## Task prompt
Exclude the pictures and return every line exactly as written.

# Data provided start

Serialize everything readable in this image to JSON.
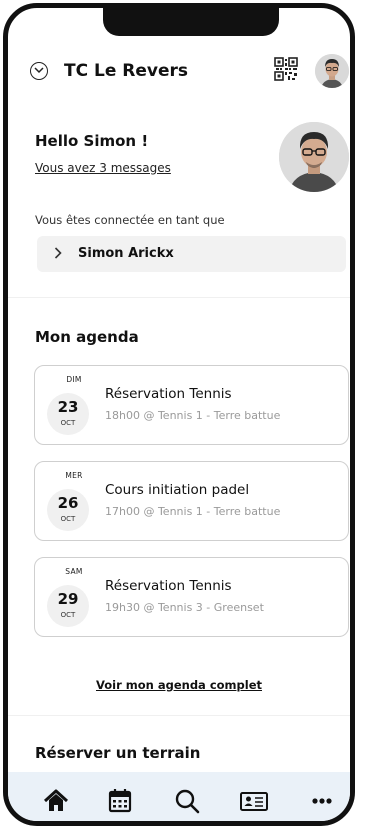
{
  "header": {
    "club_name": "TC Le Revers",
    "icons": [
      "chevron-circle-icon",
      "qr-code-icon",
      "avatar"
    ]
  },
  "welcome": {
    "greeting": "Hello Simon !",
    "messages_link": "Vous avez 3 messages",
    "connected_label": "Vous êtes connectée en tant que",
    "user_name": "Simon Arickx"
  },
  "agenda": {
    "title": "Mon agenda",
    "events": [
      {
        "dow": "DIM",
        "day": "23",
        "month": "OCT",
        "title": "Réservation Tennis",
        "detail": "18h00 @ Tennis 1 - Terre battue"
      },
      {
        "dow": "MER",
        "day": "26",
        "month": "OCT",
        "title": "Cours initiation padel",
        "detail": "17h00 @ Tennis 1 - Terre battue"
      },
      {
        "dow": "SAM",
        "day": "29",
        "month": "OCT",
        "title": "Réservation Tennis",
        "detail": "19h30 @ Tennis 3 - Greenset"
      }
    ],
    "full_link": "Voir mon agenda complet"
  },
  "reserve": {
    "title": "Réserver un terrain"
  },
  "tabbar": {
    "items": [
      "home-icon",
      "calendar-icon",
      "search-icon",
      "member-card-icon",
      "more-icon"
    ]
  }
}
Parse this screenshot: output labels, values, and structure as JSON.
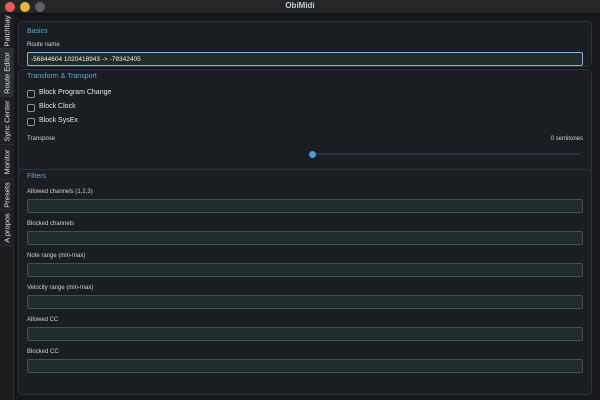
{
  "window": {
    "title": "ObiMidi"
  },
  "tabs": [
    {
      "label": "Patchbay"
    },
    {
      "label": "Route Editor"
    },
    {
      "label": "Sync Center"
    },
    {
      "label": "Monitor"
    },
    {
      "label": "Presets"
    },
    {
      "label": "A propos"
    }
  ],
  "basics": {
    "title": "Basics",
    "route_name_label": "Route name",
    "route_name_value": "-56844604 1020418943 -> -79342405"
  },
  "transform": {
    "title": "Transform & Transport",
    "checkboxes": [
      {
        "label": "Block Program Change",
        "checked": false
      },
      {
        "label": "Block Clock",
        "checked": false
      },
      {
        "label": "Block SysEx",
        "checked": false
      }
    ],
    "transpose_label": "Transpose",
    "transpose_value": "0 semitones",
    "transpose_slider_fraction": 0.0
  },
  "filters": {
    "title": "Filters",
    "fields": [
      {
        "label": "Allowed channels (1,2,3)",
        "value": ""
      },
      {
        "label": "Blocked channels",
        "value": ""
      },
      {
        "label": "Note range (min-max)",
        "value": ""
      },
      {
        "label": "Velocity range (min-max)",
        "value": ""
      },
      {
        "label": "Allowed CC",
        "value": ""
      },
      {
        "label": "Blocked CC",
        "value": ""
      }
    ]
  },
  "colors": {
    "accent": "#59a9d6",
    "slider_thumb": "#3fa4cf",
    "background": "#15171a"
  }
}
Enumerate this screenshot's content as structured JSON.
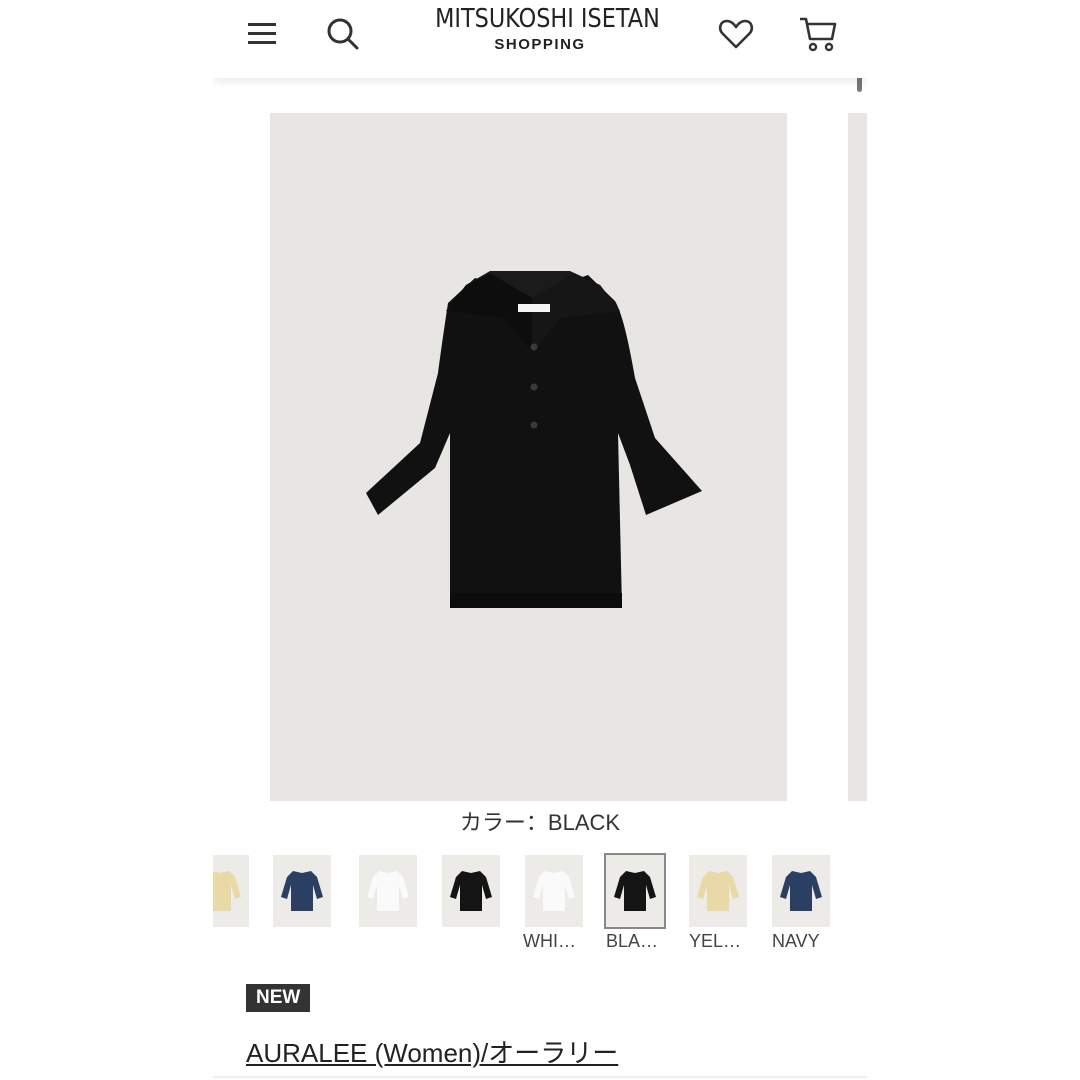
{
  "header": {
    "logo_main": "MITSUKOSHI ISETAN",
    "logo_sub": "SHOPPING",
    "icons": {
      "menu": "menu-icon",
      "search": "search-icon",
      "favorite": "heart-icon",
      "cart": "cart-icon"
    }
  },
  "product": {
    "color_caption": "カラー：BLACK",
    "badge": "NEW",
    "brand": "AURALEE (Women)/オーラリー",
    "main_image_color": "#e8e6e3",
    "garment_color": "#111111"
  },
  "thumbnails": [
    {
      "color": "#e9d9a6",
      "label": ""
    },
    {
      "color": "#2b3f62",
      "label": ""
    },
    {
      "color": "#f4f4f2",
      "label": ""
    },
    {
      "color": "#141414",
      "label": ""
    },
    {
      "color": "#f4f4f2",
      "label": "WHI…"
    },
    {
      "color": "#141414",
      "label": "BLA…",
      "selected": true
    },
    {
      "color": "#e9d9a6",
      "label": "YEL…"
    },
    {
      "color": "#2b3f62",
      "label": "NAVY"
    }
  ]
}
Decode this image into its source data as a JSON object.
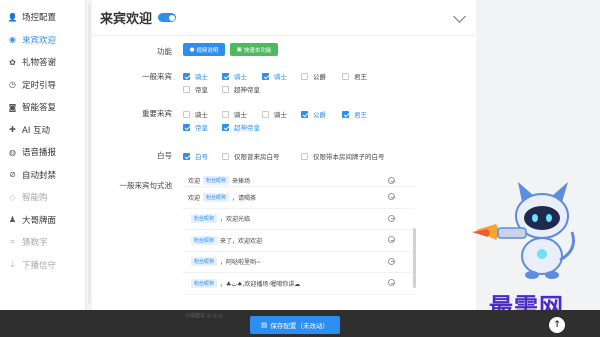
{
  "sidebar": {
    "items": [
      {
        "icon": "user-icon",
        "glyph": "👤",
        "label": "场控配置",
        "state": "normal"
      },
      {
        "icon": "welcome-icon",
        "glyph": "◉",
        "label": "来宾欢迎",
        "state": "active"
      },
      {
        "icon": "gift-icon",
        "glyph": "✿",
        "label": "礼物答谢",
        "state": "normal"
      },
      {
        "icon": "clock-icon",
        "glyph": "◷",
        "label": "定时引导",
        "state": "normal"
      },
      {
        "icon": "bubble-icon",
        "glyph": "◙",
        "label": "智能答复",
        "state": "normal"
      },
      {
        "icon": "ai-icon",
        "glyph": "✚",
        "label": "AI 互动",
        "state": "normal"
      },
      {
        "icon": "voice-icon",
        "glyph": "◍",
        "label": "语音播报",
        "state": "normal"
      },
      {
        "icon": "ban-icon",
        "glyph": "⊘",
        "label": "自动封禁",
        "state": "normal"
      },
      {
        "icon": "diamond-icon",
        "glyph": "◇",
        "label": "智能购",
        "state": "dim"
      },
      {
        "icon": "screen-icon",
        "glyph": "♟",
        "label": "大哥牌面",
        "state": "normal"
      },
      {
        "icon": "hash-icon",
        "glyph": "⌗",
        "label": "猜数字",
        "state": "dim"
      },
      {
        "icon": "download-icon",
        "glyph": "⤓",
        "label": "下播信守",
        "state": "dim"
      }
    ]
  },
  "header": {
    "title": "来宾欢迎",
    "enabled": true
  },
  "function_row": {
    "label": "功能",
    "btn_video": "视频说明",
    "btn_template": "快速本功能"
  },
  "normal_guest": {
    "label": "一般来宾",
    "options": [
      {
        "text": "骑士",
        "checked": true
      },
      {
        "text": "骑士",
        "checked": true
      },
      {
        "text": "骑士",
        "checked": true
      },
      {
        "text": "公爵",
        "checked": false
      },
      {
        "text": "君王",
        "checked": false
      },
      {
        "text": "帝皇",
        "checked": false
      },
      {
        "text": "超神帝皇",
        "checked": false
      }
    ]
  },
  "important_guest": {
    "label": "重要来宾",
    "options": [
      {
        "text": "骑士",
        "checked": false
      },
      {
        "text": "骑士",
        "checked": false
      },
      {
        "text": "骑士",
        "checked": false
      },
      {
        "text": "公爵",
        "checked": true
      },
      {
        "text": "君王",
        "checked": true
      },
      {
        "text": "帝皇",
        "checked": true
      },
      {
        "text": "超神帝皇",
        "checked": true
      }
    ]
  },
  "white_row": {
    "label": "白号",
    "options": [
      {
        "text": "白号",
        "checked": true
      },
      {
        "text": "仅限曾来房白号",
        "checked": false
      },
      {
        "text": "仅限带本房间牌子的白号",
        "checked": false
      }
    ]
  },
  "message_section": {
    "label": "一般来宾句式池",
    "tag": "粉丝昵称",
    "items": [
      {
        "prefix": "欢迎",
        "suffix": "来捧场"
      },
      {
        "prefix": "欢迎",
        "suffix": "，请喝茶"
      },
      {
        "prefix": "",
        "suffix": "，欢迎光临"
      },
      {
        "prefix": "",
        "suffix": "来了，欢迎欢迎"
      },
      {
        "prefix": "",
        "suffix": "，阿哒啦里哟~"
      },
      {
        "prefix": "",
        "suffix": "，♣ﺕ♠,欢迎播场·喔唷你讲☁"
      }
    ]
  },
  "footer": {
    "save_label": "保存配置（未改动）",
    "faint_text": "小提建议  ◎  ◎  ◎"
  },
  "watermark": "最需网",
  "colors": {
    "accent": "#2b8ef0",
    "green": "#4cbb5e",
    "footer": "#2f2f2f",
    "watermark": "#4a2bc8"
  }
}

# Data provided end

## Answer for the task
Serialize everything readable in this image to JSON.
{
  "header": {
    "club_name": "TC Le Revers",
    "icons": [
      "chevron-circle-icon",
      "qr-code-icon",
      "avatar"
    ]
  },
  "welcome": {
    "greeting": "Hello Simon !",
    "messages_link": "Vous avez 3 messages",
    "connected_label": "Vous êtes connectée en tant que",
    "user_name": "Simon Arickx"
  },
  "agenda": {
    "title": "Mon agenda",
    "events": [
      {
        "dow": "DIM",
        "day": "23",
        "month": "OCT",
        "title": "Réservation Tennis",
        "detail": "18h00 @ Tennis 1 - Terre battue"
      },
      {
        "dow": "MER",
        "day": "26",
        "month": "OCT",
        "title": "Cours initiation padel",
        "detail": "17h00 @ Tennis 1 - Terre battue"
      },
      {
        "dow": "SAM",
        "day": "29",
        "month": "OCT",
        "title": "Réservation Tennis",
        "detail": "19h30 @ Tennis 3 - Greenset"
      }
    ],
    "full_link": "Voir mon agenda complet"
  },
  "reserve": {
    "title": "Réserver un terrain"
  },
  "tabbar": {
    "items": [
      "home-icon",
      "calendar-icon",
      "search-icon",
      "member-card-icon",
      "more-icon"
    ]
  }
}
Parse this screenshot: output labels, values, and structure as JSON.
{
  "window": {
    "title": "ObiMidi"
  },
  "tabs": [
    {
      "label": "Patchbay"
    },
    {
      "label": "Route Editor"
    },
    {
      "label": "Sync Center"
    },
    {
      "label": "Monitor"
    },
    {
      "label": "Presets"
    },
    {
      "label": "A propos"
    }
  ],
  "basics": {
    "title": "Basics",
    "route_name_label": "Route name",
    "route_name_value": "-56844604 1020418943 -> -79342405"
  },
  "transform": {
    "title": "Transform & Transport",
    "checkboxes": [
      {
        "label": "Block Program Change",
        "checked": false
      },
      {
        "label": "Block Clock",
        "checked": false
      },
      {
        "label": "Block SysEx",
        "checked": false
      }
    ],
    "transpose_label": "Transpose",
    "transpose_value": "0 semitones",
    "transpose_slider_fraction": 0.0
  },
  "filters": {
    "title": "Filters",
    "fields": [
      {
        "label": "Allowed channels (1,2,3)",
        "value": ""
      },
      {
        "label": "Blocked channels",
        "value": ""
      },
      {
        "label": "Note range (min-max)",
        "value": ""
      },
      {
        "label": "Velocity range (min-max)",
        "value": ""
      },
      {
        "label": "Allowed CC",
        "value": ""
      },
      {
        "label": "Blocked CC",
        "value": ""
      }
    ]
  },
  "colors": {
    "accent": "#59a9d6",
    "slider_thumb": "#3fa4cf",
    "background": "#15171a"
  }
}
Enumerate this screenshot's content as structured JSON.
{
  "header": {
    "logo_main": "MITSUKOSHI ISETAN",
    "logo_sub": "SHOPPING",
    "icons": {
      "menu": "menu-icon",
      "search": "search-icon",
      "favorite": "heart-icon",
      "cart": "cart-icon"
    }
  },
  "product": {
    "color_caption": "カラー：BLACK",
    "badge": "NEW",
    "brand": "AURALEE (Women)/オーラリー",
    "main_image_color": "#e8e6e3",
    "garment_color": "#111111"
  },
  "thumbnails": [
    {
      "color": "#e9d9a6",
      "label": ""
    },
    {
      "color": "#2b3f62",
      "label": ""
    },
    {
      "color": "#f4f4f2",
      "label": ""
    },
    {
      "color": "#141414",
      "label": ""
    },
    {
      "color": "#f4f4f2",
      "label": "WHI…"
    },
    {
      "color": "#141414",
      "label": "BLA…",
      "selected": true
    },
    {
      "color": "#e9d9a6",
      "label": "YEL…"
    },
    {
      "color": "#2b3f62",
      "label": "NAVY"
    }
  ]
}
Decode this image into its source data as a JSON object.
{
  "sidebar": {
    "items": [
      {
        "icon": "user-icon",
        "glyph": "👤",
        "label": "场控配置",
        "state": "normal"
      },
      {
        "icon": "welcome-icon",
        "glyph": "◉",
        "label": "来宾欢迎",
        "state": "active"
      },
      {
        "icon": "gift-icon",
        "glyph": "✿",
        "label": "礼物答谢",
        "state": "normal"
      },
      {
        "icon": "clock-icon",
        "glyph": "◷",
        "label": "定时引导",
        "state": "normal"
      },
      {
        "icon": "bubble-icon",
        "glyph": "◙",
        "label": "智能答复",
        "state": "normal"
      },
      {
        "icon": "ai-icon",
        "glyph": "✚",
        "label": "AI 互动",
        "state": "normal"
      },
      {
        "icon": "voice-icon",
        "glyph": "◍",
        "label": "语音播报",
        "state": "normal"
      },
      {
        "icon": "ban-icon",
        "glyph": "⊘",
        "label": "自动封禁",
        "state": "normal"
      },
      {
        "icon": "diamond-icon",
        "glyph": "◇",
        "label": "智能购",
        "state": "dim"
      },
      {
        "icon": "screen-icon",
        "glyph": "♟",
        "label": "大哥牌面",
        "state": "normal"
      },
      {
        "icon": "hash-icon",
        "glyph": "⌗",
        "label": "猜数字",
        "state": "dim"
      },
      {
        "icon": "download-icon",
        "glyph": "⤓",
        "label": "下播信守",
        "state": "dim"
      }
    ]
  },
  "header": {
    "title": "来宾欢迎",
    "enabled": true
  },
  "function_row": {
    "label": "功能",
    "btn_video": "视频说明",
    "btn_template": "快速本功能"
  },
  "normal_guest": {
    "label": "一般来宾",
    "options": [
      {
        "text": "骑士",
        "checked": true
      },
      {
        "text": "骑士",
        "checked": true
      },
      {
        "text": "骑士",
        "checked": true
      },
      {
        "text": "公爵",
        "checked": false
      },
      {
        "text": "君王",
        "checked": false
      },
      {
        "text": "帝皇",
        "checked": false
      },
      {
        "text": "超神帝皇",
        "checked": false
      }
    ]
  },
  "important_guest": {
    "label": "重要来宾",
    "options": [
      {
        "text": "骑士",
        "checked": false
      },
      {
        "text": "骑士",
        "checked": false
      },
      {
        "text": "骑士",
        "checked": false
      },
      {
        "text": "公爵",
        "checked": true
      },
      {
        "text": "君王",
        "checked": true
      },
      {
        "text": "帝皇",
        "checked": true
      },
      {
        "text": "超神帝皇",
        "checked": true
      }
    ]
  },
  "white_row": {
    "label": "白号",
    "options": [
      {
        "text": "白号",
        "checked": true
      },
      {
        "text": "仅限曾来房白号",
        "checked": false
      },
      {
        "text": "仅限带本房间牌子的白号",
        "checked": false
      }
    ]
  },
  "message_section": {
    "label": "一般来宾句式池",
    "tag": "粉丝昵称",
    "items": [
      {
        "prefix": "欢迎",
        "suffix": "来捧场"
      },
      {
        "prefix": "欢迎",
        "suffix": "，请喝茶"
      },
      {
        "prefix": "",
        "suffix": "，欢迎光临"
      },
      {
        "prefix": "",
        "suffix": "来了，欢迎欢迎"
      },
      {
        "prefix": "",
        "suffix": "，阿哒啦里哟~"
      },
      {
        "prefix": "",
        "suffix": "，♣ﺕ♠,欢迎播场·喔唷你讲☁"
      }
    ]
  },
  "footer": {
    "save_label": "保存配置（未改动）",
    "faint_text": "小提建议  ◎  ◎  ◎"
  },
  "watermark": "最需网",
  "colors": {
    "accent": "#2b8ef0",
    "green": "#4cbb5e",
    "footer": "#2f2f2f",
    "watermark": "#4a2bc8"
  }
}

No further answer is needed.